On peut se demander dans quelle mesure ces commissions des pêches peuvent, telles qu'elles sont organisées, remplir leur mandat. Le premier point concerne leur couverture. Comme nous l'avons déjà expliqué, il existe des commissions dont le principal mandat est limité à une espèce ou un petit groupe d'espèces. Ces commissions spécifiques jouent un rôle capital dans la conservation d'espèces qui sont souvent des prédateurs supérieurs particulièrement vulnérables à l'exploitation humaine.

Savini (1991) et Marashi (1993) donnent plus de détails sur les commissions des pêches mais dans le court résumé qui suit, nous aborderons d'abord les commissions qui s'occupent des ressources halieutiques en général, habituellement dans une région océanique donnée. A l'heure actuelle, la couverture géographique par ces commissions “généralistes” est relativement complète. Les principales exceptions sont la zone statistique FAO 18 (Arctique), l'ouest de la zone 61 (Pacifique Nord-Ouest), la zone 77 (Pacifique Centre-Est), la zone 41 (Atlantique SudOuest - autrefois couverte par la CARPAS, inactive depuis de nombreuses années) et la zone 47 (Atlantique Sud-Est, autrefois couverte par la CIPASE, maintenant dissoute). Il existe d'autres lacunes évidentes: la zone 71 (Pacifique Centre-Ouest; le Sud de la mer de Chine est cependant pris en compte par un comité de la CIPP, organisme dont les limites géographiques ne sont pas spécifiées), la partie sud de la zone 81 (Pacifique Sud-Ouest) et la mer Noire (autrefois partiellement couverte par la Commission des pêches de la mer Noire - maintenant inactive - et par le CGPM, les deux organismes n'ayant pas l'adhésion de tous les Etats riverains). Des commissions ou des organismes consultatifs ont été proposés ou nouvellement créés (par ex., la PICES, créée pour le Nord Pacifique sur le modèle du CIEM) et, la redéfinition et l'extension du rôle de commissions existantes (par ex. la Commission indo-pacifique des pêches) sont en cours de discussion. Des regroupements multinationaux comme l'Union européenne (UE) pour la mer du Nord et les zones adjacentes, l'Organisme des pêches du Forum (FFA) pour le Pacifique Sud, le Centre de développement des pêches de l'Asie du Sud-Est (SEAFDEC), le Secrétariat de la Communauté des Caraïbes (CARICOM) et l'Organisation des Etats des Caraïbes Orientales (OECO), remplissent efficacement certaines des fonctions dévolues aux commissions des pêches, dans les zones comprises dans les ZEE de leurs Etats membres.

Malgré ce qui vient d'être dit, l'efficacité réelle de nombreuses commissions des pêches est loin d'être satisfaisante pour les raisons suivantes:

  1. Certains de ces organismes sont relativement inactifs, d'autres n'ont qu'un rôle consultatif mais sans pouvoir législatif ou exécutif pour gérer les ressources (la CIEM par ex.) ou bien ils n'ont pas été capables d'utiliser leurs pouvoirs de réglementation pour la gestion des stocks transfrontaliers. Certains, comme l'INPFC et l'OPANO ont des pouvoirs de réglementation mais sur une partie seulement de la région relevant de leur convention et ils ne gèrent qu'une fraction des espèces placées sous leur juridiction.

• • • •

◆ **Consignes à suivre**:
Recopiez le passage de l'extrait sur les commissions des pêches qui commence par « Malgré ce qui » et se termine par « sous leur juridiction. ». Les enregistrements constituent un matériau indépendant de l'extrait.

◆ **Données fournies**:
• • • •

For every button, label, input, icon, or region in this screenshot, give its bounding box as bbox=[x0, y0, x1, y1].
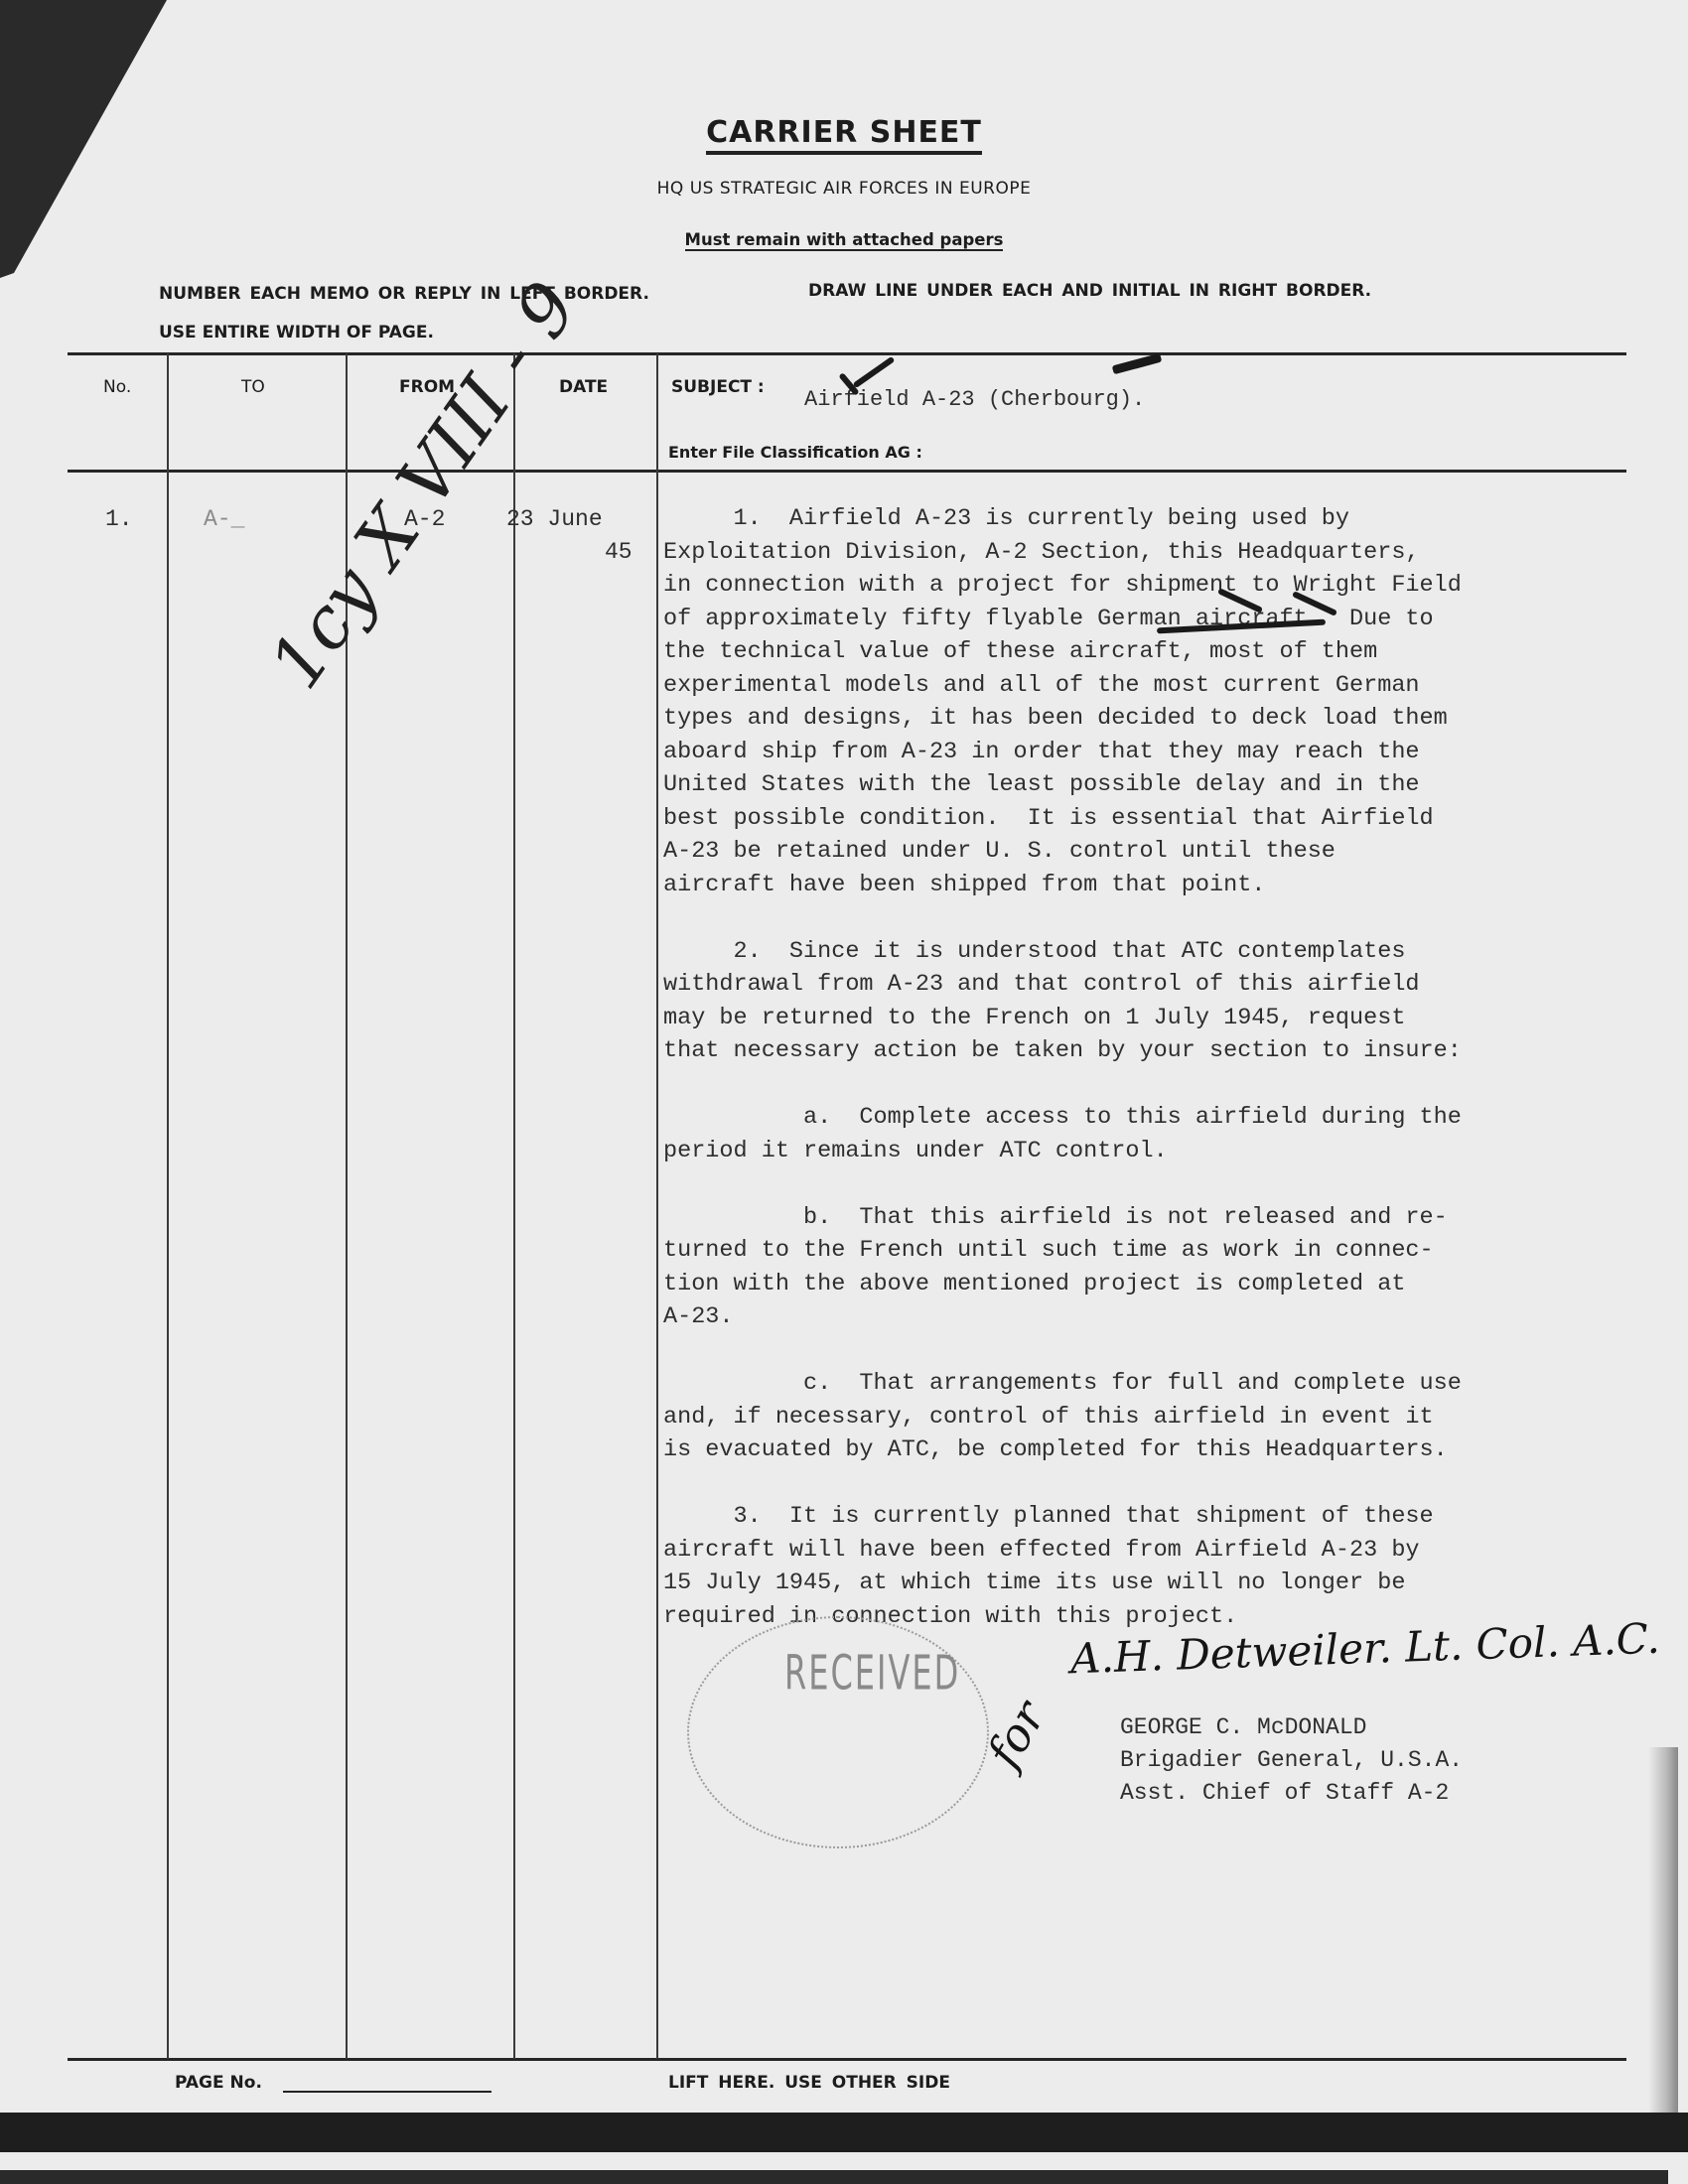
lift-here-label: LIFT HERE. USE OTHER SIDE bbox=[668, 2073, 950, 2093]
row-date-year: 45 bbox=[605, 539, 633, 565]
page-number-label: PAGE No. bbox=[175, 2073, 262, 2093]
carrier-sheet-page: CARRIER SHEET HQ US STRATEGIC AIR FORCES… bbox=[0, 0, 1688, 2184]
checkmark-icon bbox=[853, 356, 896, 388]
checkmark-icon bbox=[1112, 353, 1163, 375]
instruction-draw-line: DRAW LINE UNDER EACH AND INITIAL IN RIGH… bbox=[808, 281, 1371, 301]
memo-paragraph-2c: c. That arrangements for full and comple… bbox=[663, 1367, 1617, 1467]
instruction-number: NUMBER EACH MEMO OR REPLY IN LEFT BORDER… bbox=[159, 284, 649, 304]
header-date: DATE bbox=[559, 377, 608, 397]
scan-edge-shadow bbox=[1648, 1747, 1678, 2124]
organization-heading: HQ US STRATEGIC AIR FORCES IN EUROPE bbox=[0, 179, 1688, 199]
memo-paragraph-2b: b. That this airfield is not released an… bbox=[663, 1201, 1617, 1334]
row-number: 1. bbox=[105, 506, 133, 532]
file-classification-label: Enter File Classification AG : bbox=[668, 443, 922, 462]
memo-paragraph-3: 3. It is currently planned that shipment… bbox=[663, 1500, 1617, 1633]
instruction-width: USE ENTIRE WIDTH OF PAGE. bbox=[159, 323, 434, 342]
notice-text: Must remain with attached papers bbox=[0, 230, 1688, 249]
header-subject: SUBJECT : bbox=[671, 377, 765, 397]
received-stamp-text: RECEIVED bbox=[784, 1645, 960, 1702]
signatory-block: GEORGE C. McDONALD Brigadier General, U.… bbox=[1120, 1711, 1463, 1810]
header-no: No. bbox=[103, 377, 131, 397]
header-bottom-rule bbox=[68, 470, 1626, 473]
memo-body: 1. Airfield A-23 is currently being used… bbox=[663, 502, 1617, 1633]
memo-paragraph-2: 2. Since it is understood that ATC conte… bbox=[663, 935, 1617, 1068]
table-bottom-rule bbox=[68, 2058, 1626, 2061]
memo-paragraph-2a: a. Complete access to this airfield duri… bbox=[663, 1101, 1617, 1167]
header-to: TO bbox=[241, 377, 265, 397]
page-number-field bbox=[283, 2091, 492, 2093]
handwritten-for: for bbox=[976, 1693, 1055, 1777]
column-divider-from-date bbox=[513, 353, 515, 2059]
table-top-rule bbox=[68, 352, 1626, 355]
column-divider-no-to bbox=[167, 353, 169, 2059]
scan-bottom-edge bbox=[0, 2170, 1668, 2184]
row-date-day-month: 23 June bbox=[506, 506, 603, 532]
column-divider-date-subject bbox=[656, 353, 658, 2059]
scan-bottom-band bbox=[0, 2113, 1688, 2152]
row-to: A-_ bbox=[204, 506, 244, 532]
memo-paragraph-1: 1. Airfield A-23 is currently being used… bbox=[663, 502, 1617, 901]
form-title: CARRIER SHEET bbox=[0, 115, 1688, 150]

• • • •

◆ **Tâche réalisée**:
Malgré ce qui vient d'être dit, l'efficacité réelle de nombreuses commissions des pêches est loin d'être satisfaisante pour les raisons suivantes:

  1. Certains de ces organismes sont relativement inactifs, d'autres n'ont qu'un rôle consultatif mais sans pouvoir législatif ou exécutif pour gérer les ressources (la CIEM par ex.) ou bien ils n'ont pas été capables d'utiliser leurs pouvoirs de réglementation pour la gestion des stocks transfrontaliers. Certains, comme l'INPFC et l'OPANO ont des pouvoirs de réglementation mais sur une partie seulement de la région relevant de leur convention et ils ne gèrent qu'une fraction des espèces placées sous leur juridiction.